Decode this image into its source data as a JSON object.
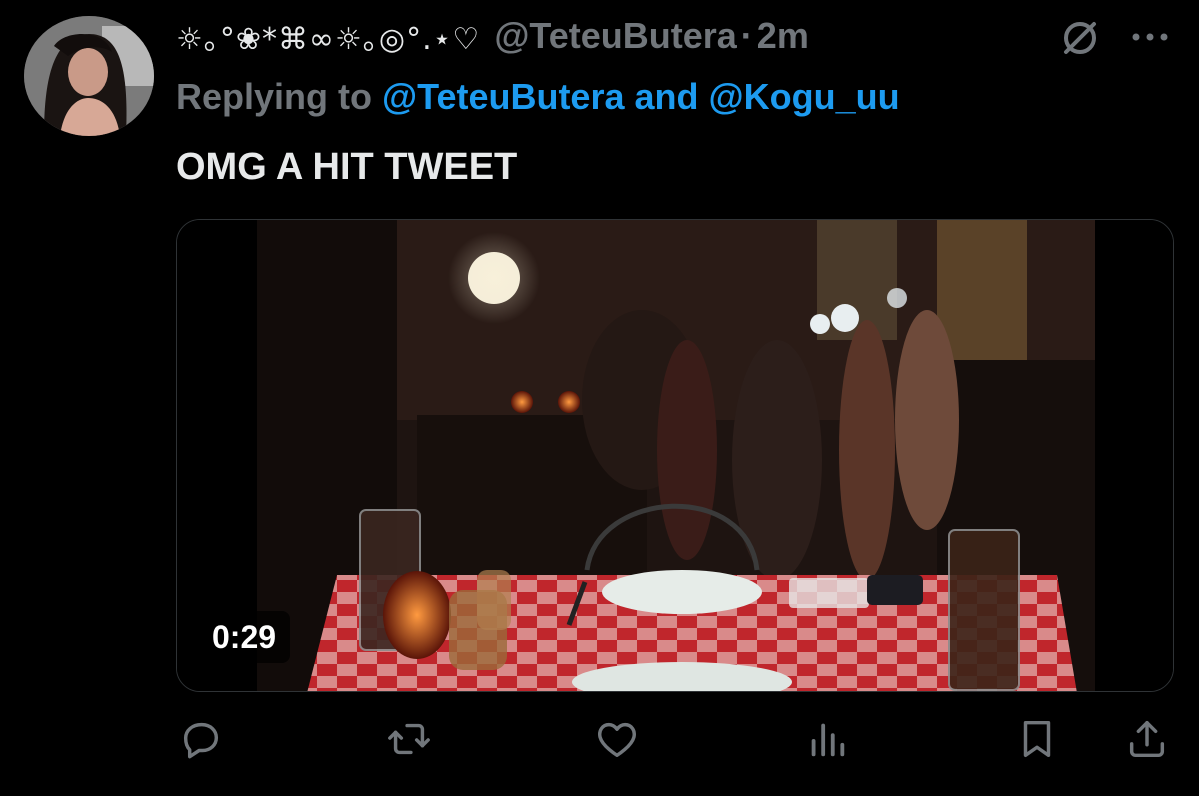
{
  "tweet": {
    "display_name": "☼｡°❀*⌘∞☼｡◎°.⋆♡",
    "handle": "@TeteuButera",
    "separator": "·",
    "timestamp": "2m",
    "replying_prefix": "Replying to",
    "reply_mention_1": "@TeteuButera",
    "reply_conjunction": "and",
    "reply_mention_2": "@Kogu_uu",
    "text": "OMG A HIT TWEET",
    "video_duration": "0:29"
  },
  "icons": {
    "header": [
      "grok-icon",
      "more-icon"
    ],
    "actions": [
      "reply-icon",
      "retweet-icon",
      "like-icon",
      "views-icon",
      "bookmark-icon",
      "share-icon"
    ]
  },
  "colors": {
    "background": "#000000",
    "primary_text": "#e7e9ea",
    "secondary_text": "#71767b",
    "mention": "#1d9bf0"
  }
}
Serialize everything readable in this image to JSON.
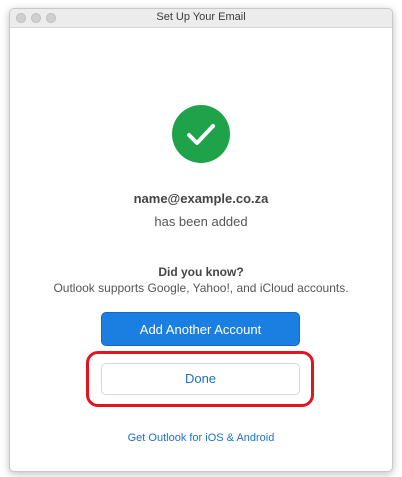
{
  "window": {
    "title": "Set Up Your Email"
  },
  "success": {
    "icon": "checkmark-icon",
    "color": "#1fa34a",
    "email": "name@example.co.za",
    "message": "has been added"
  },
  "tip": {
    "heading": "Did you know?",
    "text": "Outlook supports Google, Yahoo!, and iCloud accounts."
  },
  "buttons": {
    "add_account": "Add Another Account",
    "done": "Done"
  },
  "link": {
    "mobile": "Get Outlook for iOS & Android"
  },
  "colors": {
    "primary_button": "#1a7fe0",
    "link": "#1a72c9",
    "highlight": "#e3141e"
  }
}
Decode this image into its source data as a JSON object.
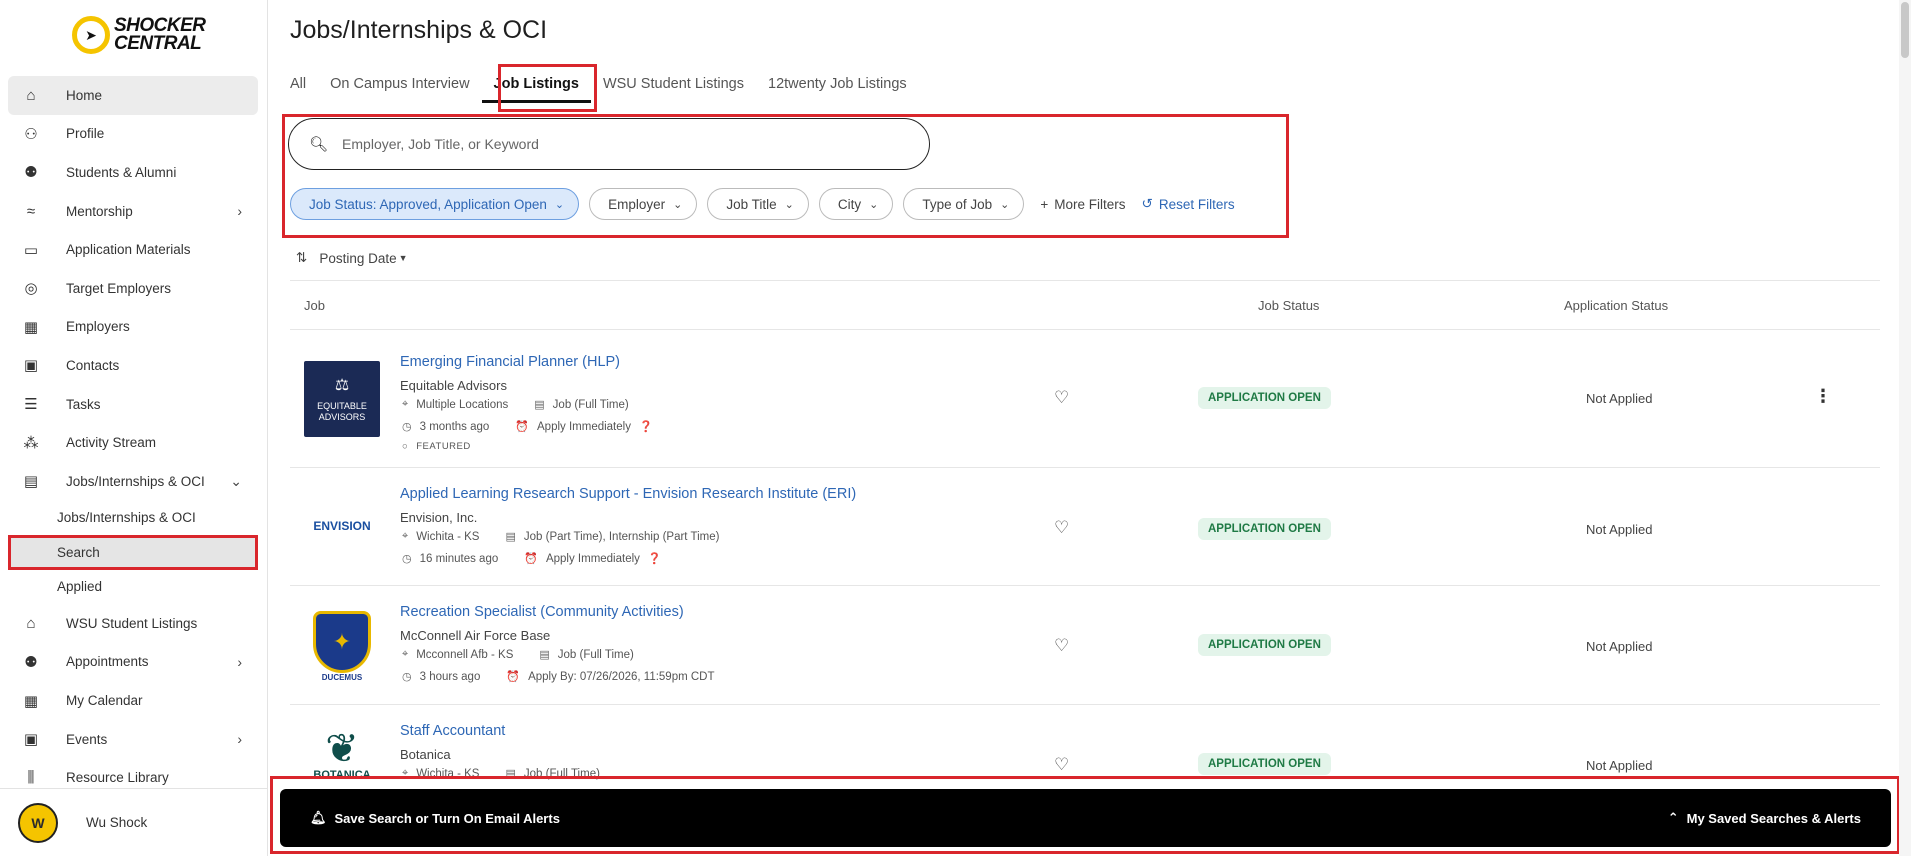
{
  "app": {
    "logo_line1": "SHOCKER",
    "logo_line2": "CENTRAL"
  },
  "sidebar": {
    "items": [
      {
        "label": "Home",
        "icon": "home-icon",
        "glyph": "⌂"
      },
      {
        "label": "Profile",
        "icon": "person-icon",
        "glyph": "👤"
      },
      {
        "label": "Students & Alumni",
        "icon": "people-icon",
        "glyph": "👥"
      },
      {
        "label": "Mentorship",
        "icon": "mentorship-icon",
        "glyph": "⟿"
      },
      {
        "label": "Application Materials",
        "icon": "folder-icon",
        "glyph": "🗀"
      },
      {
        "label": "Target Employers",
        "icon": "target-icon",
        "glyph": "◎"
      },
      {
        "label": "Employers",
        "icon": "building-icon",
        "glyph": "▦"
      },
      {
        "label": "Contacts",
        "icon": "contact-card-icon",
        "glyph": "▣"
      },
      {
        "label": "Tasks",
        "icon": "checklist-icon",
        "glyph": "☰"
      },
      {
        "label": "Activity Stream",
        "icon": "activity-icon",
        "glyph": "⁂"
      },
      {
        "label": "Jobs/Internships & OCI",
        "icon": "briefcase-icon",
        "glyph": "💼"
      }
    ],
    "sub_items": [
      "Jobs/Internships & OCI",
      "Search",
      "Applied"
    ],
    "items_after": [
      {
        "label": "WSU Student Listings",
        "icon": "campus-icon",
        "glyph": "🏛"
      },
      {
        "label": "Appointments",
        "icon": "appointments-icon",
        "glyph": "👥"
      },
      {
        "label": "My Calendar",
        "icon": "calendar-icon",
        "glyph": "📅"
      },
      {
        "label": "Events",
        "icon": "event-icon",
        "glyph": "📆"
      },
      {
        "label": "Resource Library",
        "icon": "library-icon",
        "glyph": "📚"
      }
    ],
    "user_name": "Wu Shock"
  },
  "main": {
    "title": "Jobs/Internships & OCI",
    "tabs": [
      "All",
      "On Campus Interview",
      "Job Listings",
      "WSU Student Listings",
      "12twenty Job Listings"
    ],
    "search_placeholder": "Employer, Job Title, or Keyword",
    "filters": {
      "job_status": "Job Status: Approved, Application Open",
      "employer": "Employer",
      "job_title": "Job Title",
      "city": "City",
      "type_of_job": "Type of Job",
      "more": "More Filters",
      "reset": "Reset Filters"
    },
    "sort_label": "Posting Date",
    "columns": {
      "job": "Job",
      "job_status": "Job Status",
      "application_status": "Application Status"
    },
    "jobs": [
      {
        "title": "Emerging Financial Planner (HLP)",
        "employer": "Equitable Advisors",
        "location": "Multiple Locations",
        "type": "Job (Full Time)",
        "posted": "3 months ago",
        "apply": "Apply Immediately",
        "featured": "FEATURED",
        "status": "APPLICATION OPEN",
        "app_status": "Not Applied",
        "logo_text": "EQUITABLE ADVISORS"
      },
      {
        "title": "Applied Learning Research Support - Envision Research Institute (ERI)",
        "employer": "Envision, Inc.",
        "location": "Wichita - KS",
        "type": "Job (Part Time), Internship (Part Time)",
        "posted": "16 minutes ago",
        "apply": "Apply Immediately",
        "status": "APPLICATION OPEN",
        "app_status": "Not Applied",
        "logo_text": "ENVISION"
      },
      {
        "title": "Recreation Specialist (Community Activities)",
        "employer": "McConnell Air Force Base",
        "location": "Mcconnell Afb - KS",
        "type": "Job (Full Time)",
        "posted": "3 hours ago",
        "apply": "Apply By: 07/26/2026, 11:59pm CDT",
        "status": "APPLICATION OPEN",
        "app_status": "Not Applied",
        "logo_text": "DUCEMUS"
      },
      {
        "title": "Staff Accountant",
        "employer": "Botanica",
        "location": "Wichita - KS",
        "type": "Job (Full Time)",
        "status": "APPLICATION OPEN",
        "app_status": "Not Applied",
        "logo_text": "BOTANICA"
      }
    ]
  },
  "bottom_bar": {
    "left": "Save Search or Turn On Email Alerts",
    "right": "My Saved Searches & Alerts"
  },
  "colors": {
    "accent": "#2e67b5",
    "highlight": "#d9262c",
    "status_green": "#1f7a45"
  }
}
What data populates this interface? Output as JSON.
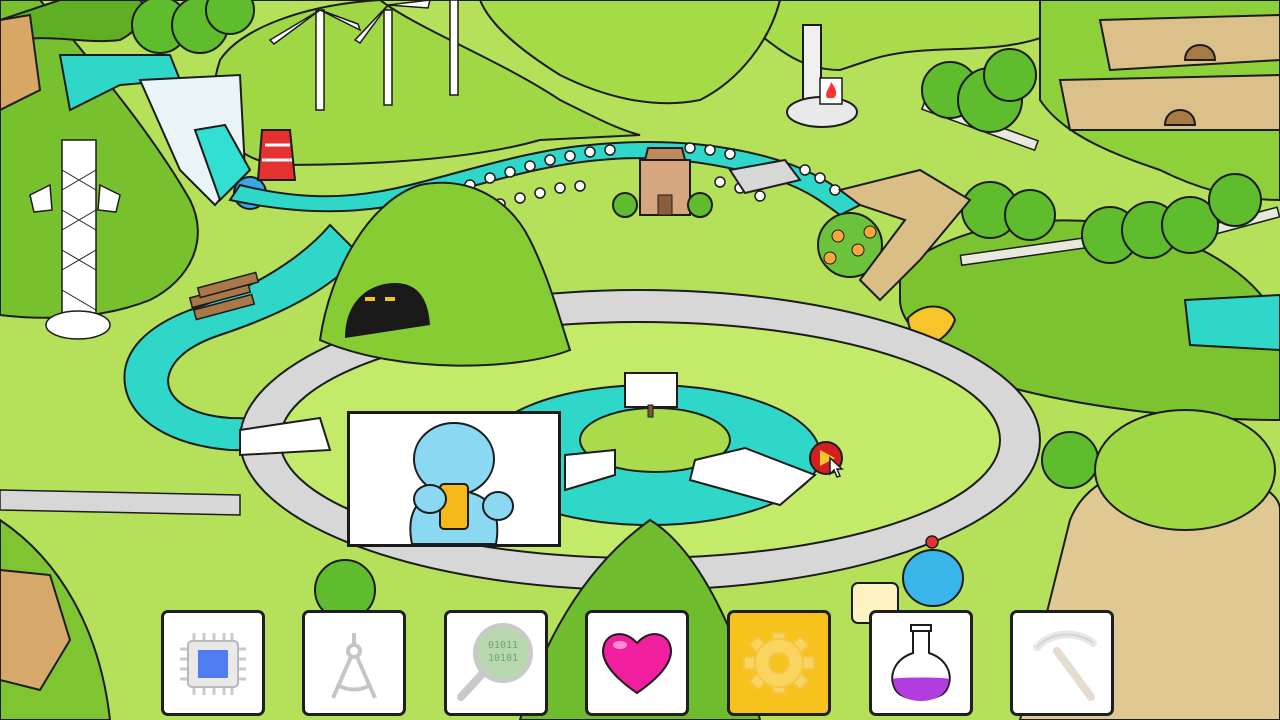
{
  "game": {
    "scene": "world-map",
    "colors": {
      "grass_light": "#c4ea6a",
      "grass": "#9fd844",
      "grass_dark": "#6fb82a",
      "water": "#2fd7c9",
      "road": "#d9d9d9",
      "outline": "#1c1c1c",
      "active_slot": "#f7c21b",
      "heart": "#f21ea0",
      "potion": "#b23ce0"
    }
  },
  "toolbar": {
    "slots": [
      {
        "id": "chip",
        "icon": "cpu-chip-icon",
        "active": false
      },
      {
        "id": "compass",
        "icon": "drafting-compass-icon",
        "active": false
      },
      {
        "id": "binary",
        "icon": "binary-magnifier-icon",
        "active": false
      },
      {
        "id": "heart",
        "icon": "heart-icon",
        "active": false
      },
      {
        "id": "gear",
        "icon": "gear-icon",
        "active": true
      },
      {
        "id": "potion",
        "icon": "flask-potion-icon",
        "active": false
      },
      {
        "id": "pickaxe",
        "icon": "pickaxe-icon",
        "active": false
      }
    ]
  },
  "sign": {
    "icon": "character-holding-card-icon"
  }
}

* * *

- _WHAT TO PRODUCE_
Extract every line that has the string "Listings" in it.

- _THE REPLY_
        "label": "WSU Student Listings",
      "Job Listings",
      "WSU Student Listings",
      "12twenty Job Listings"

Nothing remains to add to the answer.